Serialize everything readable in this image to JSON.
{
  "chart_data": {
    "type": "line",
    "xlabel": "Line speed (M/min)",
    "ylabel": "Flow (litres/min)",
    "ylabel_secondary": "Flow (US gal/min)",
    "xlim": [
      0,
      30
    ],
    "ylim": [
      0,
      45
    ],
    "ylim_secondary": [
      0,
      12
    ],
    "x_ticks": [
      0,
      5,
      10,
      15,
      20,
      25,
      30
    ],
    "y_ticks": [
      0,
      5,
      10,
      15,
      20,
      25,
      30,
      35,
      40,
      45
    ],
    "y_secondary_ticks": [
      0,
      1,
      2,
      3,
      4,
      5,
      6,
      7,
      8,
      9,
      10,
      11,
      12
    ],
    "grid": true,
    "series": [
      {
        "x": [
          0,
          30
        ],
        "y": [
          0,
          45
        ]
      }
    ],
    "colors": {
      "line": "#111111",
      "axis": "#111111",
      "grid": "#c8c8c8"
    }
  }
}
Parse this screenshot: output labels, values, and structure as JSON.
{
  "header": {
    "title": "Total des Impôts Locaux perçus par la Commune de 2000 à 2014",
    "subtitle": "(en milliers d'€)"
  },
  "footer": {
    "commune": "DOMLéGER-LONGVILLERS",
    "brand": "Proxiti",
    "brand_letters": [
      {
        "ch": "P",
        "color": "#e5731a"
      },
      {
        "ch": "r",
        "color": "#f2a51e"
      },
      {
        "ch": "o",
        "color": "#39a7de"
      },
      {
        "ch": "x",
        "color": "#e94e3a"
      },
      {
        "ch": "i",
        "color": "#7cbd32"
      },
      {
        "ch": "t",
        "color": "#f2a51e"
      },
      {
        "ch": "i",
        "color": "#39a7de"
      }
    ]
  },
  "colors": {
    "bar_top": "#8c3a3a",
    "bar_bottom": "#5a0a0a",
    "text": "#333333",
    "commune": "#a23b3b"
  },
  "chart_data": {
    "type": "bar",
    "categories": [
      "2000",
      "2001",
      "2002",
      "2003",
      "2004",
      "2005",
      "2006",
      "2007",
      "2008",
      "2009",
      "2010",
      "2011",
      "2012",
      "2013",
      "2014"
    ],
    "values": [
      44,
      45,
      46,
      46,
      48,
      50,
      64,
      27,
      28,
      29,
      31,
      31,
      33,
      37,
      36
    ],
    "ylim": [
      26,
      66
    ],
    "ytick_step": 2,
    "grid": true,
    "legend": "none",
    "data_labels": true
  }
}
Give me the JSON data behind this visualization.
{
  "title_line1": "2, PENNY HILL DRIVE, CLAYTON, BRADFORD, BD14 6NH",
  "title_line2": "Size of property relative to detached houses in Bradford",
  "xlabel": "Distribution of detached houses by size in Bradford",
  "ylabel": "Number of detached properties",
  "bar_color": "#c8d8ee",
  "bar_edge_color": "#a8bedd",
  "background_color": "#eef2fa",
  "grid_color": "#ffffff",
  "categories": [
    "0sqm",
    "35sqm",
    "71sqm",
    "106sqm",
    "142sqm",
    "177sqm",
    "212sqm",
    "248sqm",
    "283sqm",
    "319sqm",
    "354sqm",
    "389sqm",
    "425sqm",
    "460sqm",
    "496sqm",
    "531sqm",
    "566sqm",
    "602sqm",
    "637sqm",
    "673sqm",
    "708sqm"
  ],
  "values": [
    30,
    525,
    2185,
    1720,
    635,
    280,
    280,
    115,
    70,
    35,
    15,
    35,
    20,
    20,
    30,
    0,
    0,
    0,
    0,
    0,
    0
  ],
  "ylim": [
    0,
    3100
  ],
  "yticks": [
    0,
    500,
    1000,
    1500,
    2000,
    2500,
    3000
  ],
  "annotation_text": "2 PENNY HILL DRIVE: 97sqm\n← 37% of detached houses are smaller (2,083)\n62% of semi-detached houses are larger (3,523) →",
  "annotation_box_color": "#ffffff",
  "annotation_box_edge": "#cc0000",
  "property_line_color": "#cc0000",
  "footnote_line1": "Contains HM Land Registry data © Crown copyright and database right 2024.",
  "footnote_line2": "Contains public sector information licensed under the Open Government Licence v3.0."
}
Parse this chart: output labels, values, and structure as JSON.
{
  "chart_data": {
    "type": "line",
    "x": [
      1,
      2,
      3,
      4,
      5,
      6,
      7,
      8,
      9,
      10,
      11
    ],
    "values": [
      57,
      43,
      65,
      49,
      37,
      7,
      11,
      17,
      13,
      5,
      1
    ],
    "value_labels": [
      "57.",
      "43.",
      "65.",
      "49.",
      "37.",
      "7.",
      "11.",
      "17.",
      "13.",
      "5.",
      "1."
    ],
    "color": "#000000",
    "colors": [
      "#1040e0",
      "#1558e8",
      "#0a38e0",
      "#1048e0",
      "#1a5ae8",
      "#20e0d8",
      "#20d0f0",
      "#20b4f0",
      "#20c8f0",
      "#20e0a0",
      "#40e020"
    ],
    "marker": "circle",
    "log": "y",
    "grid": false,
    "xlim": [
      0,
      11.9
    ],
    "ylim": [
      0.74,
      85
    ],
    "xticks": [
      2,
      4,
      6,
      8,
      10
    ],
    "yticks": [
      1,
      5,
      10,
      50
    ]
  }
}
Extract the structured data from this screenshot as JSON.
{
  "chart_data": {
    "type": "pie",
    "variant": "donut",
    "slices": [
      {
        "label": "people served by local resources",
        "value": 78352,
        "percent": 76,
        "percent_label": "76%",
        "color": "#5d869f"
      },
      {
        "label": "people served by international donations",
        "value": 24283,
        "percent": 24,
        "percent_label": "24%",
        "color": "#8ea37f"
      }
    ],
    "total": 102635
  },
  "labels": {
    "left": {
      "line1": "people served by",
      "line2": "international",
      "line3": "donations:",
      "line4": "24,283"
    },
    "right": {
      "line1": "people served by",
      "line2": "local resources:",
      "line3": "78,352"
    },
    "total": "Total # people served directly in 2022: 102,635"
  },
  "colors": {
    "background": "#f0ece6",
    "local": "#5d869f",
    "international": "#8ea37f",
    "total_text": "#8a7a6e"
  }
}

________________________

Work instructions - The records above must be output exactly, in full.

Expected answer -
Serialize everything readable in this image to JSON.
{
  "chart_data": {
    "type": "line",
    "xlabel": "Line speed (M/min)",
    "ylabel": "Flow (litres/min)",
    "ylabel_secondary": "Flow (US gal/min)",
    "xlim": [
      0,
      30
    ],
    "ylim": [
      0,
      45
    ],
    "ylim_secondary": [
      0,
      12
    ],
    "x_ticks": [
      0,
      5,
      10,
      15,
      20,
      25,
      30
    ],
    "y_ticks": [
      0,
      5,
      10,
      15,
      20,
      25,
      30,
      35,
      40,
      45
    ],
    "y_secondary_ticks": [
      0,
      1,
      2,
      3,
      4,
      5,
      6,
      7,
      8,
      9,
      10,
      11,
      12
    ],
    "grid": true,
    "series": [
      {
        "x": [
          0,
          30
        ],
        "y": [
          0,
          45
        ]
      }
    ],
    "colors": {
      "line": "#111111",
      "axis": "#111111",
      "grid": "#c8c8c8"
    }
  }
}
Parse this screenshot: output labels, values, and structure as JSON.
{
  "header": {
    "title": "Total des Impôts Locaux perçus par la Commune de 2000 à 2014",
    "subtitle": "(en milliers d'€)"
  },
  "footer": {
    "commune": "DOMLéGER-LONGVILLERS",
    "brand": "Proxiti",
    "brand_letters": [
      {
        "ch": "P",
        "color": "#e5731a"
      },
      {
        "ch": "r",
        "color": "#f2a51e"
      },
      {
        "ch": "o",
        "color": "#39a7de"
      },
      {
        "ch": "x",
        "color": "#e94e3a"
      },
      {
        "ch": "i",
        "color": "#7cbd32"
      },
      {
        "ch": "t",
        "color": "#f2a51e"
      },
      {
        "ch": "i",
        "color": "#39a7de"
      }
    ]
  },
  "colors": {
    "bar_top": "#8c3a3a",
    "bar_bottom": "#5a0a0a",
    "text": "#333333",
    "commune": "#a23b3b"
  },
  "chart_data": {
    "type": "bar",
    "categories": [
      "2000",
      "2001",
      "2002",
      "2003",
      "2004",
      "2005",
      "2006",
      "2007",
      "2008",
      "2009",
      "2010",
      "2011",
      "2012",
      "2013",
      "2014"
    ],
    "values": [
      44,
      45,
      46,
      46,
      48,
      50,
      64,
      27,
      28,
      29,
      31,
      31,
      33,
      37,
      36
    ],
    "ylim": [
      26,
      66
    ],
    "ytick_step": 2,
    "grid": true,
    "legend": "none",
    "data_labels": true
  }
}
Give me the JSON data behind this visualization.
{
  "title_line1": "2, PENNY HILL DRIVE, CLAYTON, BRADFORD, BD14 6NH",
  "title_line2": "Size of property relative to detached houses in Bradford",
  "xlabel": "Distribution of detached houses by size in Bradford",
  "ylabel": "Number of detached properties",
  "bar_color": "#c8d8ee",
  "bar_edge_color": "#a8bedd",
  "background_color": "#eef2fa",
  "grid_color": "#ffffff",
  "categories": [
    "0sqm",
    "35sqm",
    "71sqm",
    "106sqm",
    "142sqm",
    "177sqm",
    "212sqm",
    "248sqm",
    "283sqm",
    "319sqm",
    "354sqm",
    "389sqm",
    "425sqm",
    "460sqm",
    "496sqm",
    "531sqm",
    "566sqm",
    "602sqm",
    "637sqm",
    "673sqm",
    "708sqm"
  ],
  "values": [
    30,
    525,
    2185,
    1720,
    635,
    280,
    280,
    115,
    70,
    35,
    15,
    35,
    20,
    20,
    30,
    0,
    0,
    0,
    0,
    0,
    0
  ],
  "ylim": [
    0,
    3100
  ],
  "yticks": [
    0,
    500,
    1000,
    1500,
    2000,
    2500,
    3000
  ],
  "annotation_text": "2 PENNY HILL DRIVE: 97sqm\n← 37% of detached houses are smaller (2,083)\n62% of semi-detached houses are larger (3,523) →",
  "annotation_box_color": "#ffffff",
  "annotation_box_edge": "#cc0000",
  "property_line_color": "#cc0000",
  "footnote_line1": "Contains HM Land Registry data © Crown copyright and database right 2024.",
  "footnote_line2": "Contains public sector information licensed under the Open Government Licence v3.0."
}
Parse this chart: output labels, values, and structure as JSON.
{
  "chart_data": {
    "type": "line",
    "x": [
      1,
      2,
      3,
      4,
      5,
      6,
      7,
      8,
      9,
      10,
      11
    ],
    "values": [
      57,
      43,
      65,
      49,
      37,
      7,
      11,
      17,
      13,
      5,
      1
    ],
    "value_labels": [
      "57.",
      "43.",
      "65.",
      "49.",
      "37.",
      "7.",
      "11.",
      "17.",
      "13.",
      "5.",
      "1."
    ],
    "color": "#000000",
    "colors": [
      "#1040e0",
      "#1558e8",
      "#0a38e0",
      "#1048e0",
      "#1a5ae8",
      "#20e0d8",
      "#20d0f0",
      "#20b4f0",
      "#20c8f0",
      "#20e0a0",
      "#40e020"
    ],
    "marker": "circle",
    "log": "y",
    "grid": false,
    "xlim": [
      0,
      11.9
    ],
    "ylim": [
      0.74,
      85
    ],
    "xticks": [
      2,
      4,
      6,
      8,
      10
    ],
    "yticks": [
      1,
      5,
      10,
      50
    ]
  }
}
Extract the structured data from this screenshot as JSON.
{
  "chart_data": {
    "type": "pie",
    "variant": "donut",
    "slices": [
      {
        "label": "people served by local resources",
        "value": 78352,
        "percent": 76,
        "percent_label": "76%",
        "color": "#5d869f"
      },
      {
        "label": "people served by international donations",
        "value": 24283,
        "percent": 24,
        "percent_label": "24%",
        "color": "#8ea37f"
      }
    ],
    "total": 102635
  },
  "labels": {
    "left": {
      "line1": "people served by",
      "line2": "international",
      "line3": "donations:",
      "line4": "24,283"
    },
    "right": {
      "line1": "people served by",
      "line2": "local resources:",
      "line3": "78,352"
    },
    "total": "Total # people served directly in 2022: 102,635"
  },
  "colors": {
    "background": "#f0ece6",
    "local": "#5d869f",
    "international": "#8ea37f",
    "total_text": "#8a7a6e"
  }
}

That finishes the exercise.